— Start Given data —

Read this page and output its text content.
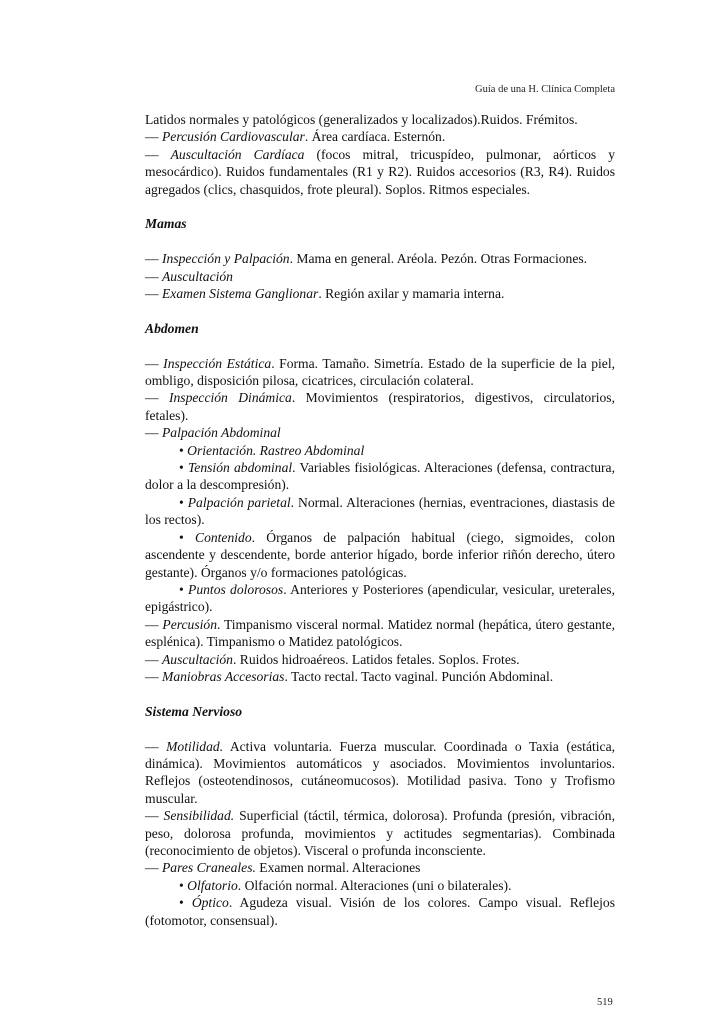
Guía de una H. Clínica Completa

Latidos normales y patológicos (generalizados y localizados).Ruidos. Frémitos.

— Percusión Cardiovascular. Área cardíaca. Esternón.

— Auscultación Cardíaca (focos mitral, tricuspídeo, pulmonar, aórticos y mesocárdico). Ruidos fundamentales (R1 y R2). Ruidos accesorios (R3, R4). Ruidos agregados (clics, chasquidos, frote pleural). Soplos. Ritmos especiales.

Mamas

— Inspección y Palpación. Mama en general. Aréola. Pezón. Otras Formaciones.

— Auscultación

— Examen Sistema Ganglionar. Región axilar y mamaria interna.

Abdomen

— Inspección Estática. Forma. Tamaño. Simetría. Estado de la superficie de la piel, ombligo, disposición pilosa, cicatrices, circulación colateral.

— Inspección Dinámica. Movimientos (respiratorios, digestivos, circulatorios, fetales).

— Palpación Abdominal

• Orientación. Rastreo Abdominal

• Tensión abdominal. Variables fisiológicas. Alteraciones (defensa, contractura, dolor a la descompresión).

• Palpación parietal. Normal. Alteraciones (hernias, eventraciones, diastasis de los rectos).

• Contenido. Órganos de palpación habitual (ciego, sigmoides, colon ascendente y descendente, borde anterior hígado, borde inferior riñón derecho, útero gestante). Órganos y/o formaciones patológicas.

• Puntos dolorosos. Anteriores y Posteriores (apendicular, vesicular, ureterales, epigástrico).

— Percusión. Timpanismo visceral normal. Matidez normal (hepática, útero gestante, esplénica). Timpanismo o Matidez patológicos.

— Auscultación. Ruidos hidroaéreos. Latidos fetales. Soplos. Frotes.

— Maniobras Accesorias. Tacto rectal. Tacto vaginal. Punción Abdominal.

Sistema Nervioso

— Motilidad. Activa voluntaria. Fuerza muscular. Coordinada o Taxia (estática, dinámica). Movimientos automáticos y asociados. Movimientos involuntarios. Reflejos (osteotendinosos, cutáneomucosos). Motilidad pasiva. Tono y Trofismo muscular.

— Sensibilidad. Superficial (táctil, térmica, dolorosa). Profunda (presión, vibración, peso, dolorosa profunda, movimientos y actitudes segmentarias). Combinada (reconocimiento de objetos). Visceral o profunda inconsciente.

— Pares Craneales. Examen normal. Alteraciones

• Olfatorio. Olfación normal. Alteraciones (uni o bilaterales).

• Óptico. Agudeza visual. Visión de los colores. Campo visual. Reflejos (fotomotor, consensual).

519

— End Given data —

= Required work =
All records should be output exactly, with the pictures left out.

= Answer =
Read this page and output its text content.
Guía de una H. Clínica Completa

Latidos normales y patológicos (generalizados y localizados).Ruidos. Frémitos.

— Percusión Cardiovascular. Área cardíaca. Esternón.

— Auscultación Cardíaca (focos mitral, tricuspídeo, pulmonar, aórticos y mesocárdico). Ruidos fundamentales (R1 y R2). Ruidos accesorios (R3, R4). Ruidos agregados (clics, chasquidos, frote pleural). Soplos. Ritmos especiales.

Mamas

— Inspección y Palpación. Mama en general. Aréola. Pezón. Otras Formaciones.

— Auscultación

— Examen Sistema Ganglionar. Región axilar y mamaria interna.

Abdomen

— Inspección Estática. Forma. Tamaño. Simetría. Estado de la superficie de la piel, ombligo, disposición pilosa, cicatrices, circulación colateral.

— Inspección Dinámica. Movimientos (respiratorios, digestivos, circulatorios, fetales).

— Palpación Abdominal

• Orientación. Rastreo Abdominal

• Tensión abdominal. Variables fisiológicas. Alteraciones (defensa, contractura, dolor a la descompresión).

• Palpación parietal. Normal. Alteraciones (hernias, eventraciones, diastasis de los rectos).

• Contenido. Órganos de palpación habitual (ciego, sigmoides, colon ascendente y descendente, borde anterior hígado, borde inferior riñón derecho, útero gestante). Órganos y/o formaciones patológicas.

• Puntos dolorosos. Anteriores y Posteriores (apendicular, vesicular, ureterales, epigástrico).

— Percusión. Timpanismo visceral normal. Matidez normal (hepática, útero gestante, esplénica). Timpanismo o Matidez patológicos.

— Auscultación. Ruidos hidroaéreos. Latidos fetales. Soplos. Frotes.

— Maniobras Accesorias. Tacto rectal. Tacto vaginal. Punción Abdominal.

Sistema Nervioso

— Motilidad. Activa voluntaria. Fuerza muscular. Coordinada o Taxia (estática, dinámica). Movimientos automáticos y asociados. Movimientos involuntarios. Reflejos (osteotendinosos, cutáneomucosos). Motilidad pasiva. Tono y Trofismo muscular.

— Sensibilidad. Superficial (táctil, térmica, dolorosa). Profunda (presión, vibración, peso, dolorosa profunda, movimientos y actitudes segmentarias). Combinada (reconocimiento de objetos). Visceral o profunda inconsciente.

— Pares Craneales. Examen normal. Alteraciones

• Olfatorio. Olfación normal. Alteraciones (uni o bilaterales).

• Óptico. Agudeza visual. Visión de los colores. Campo visual. Reflejos (fotomotor, consensual).

519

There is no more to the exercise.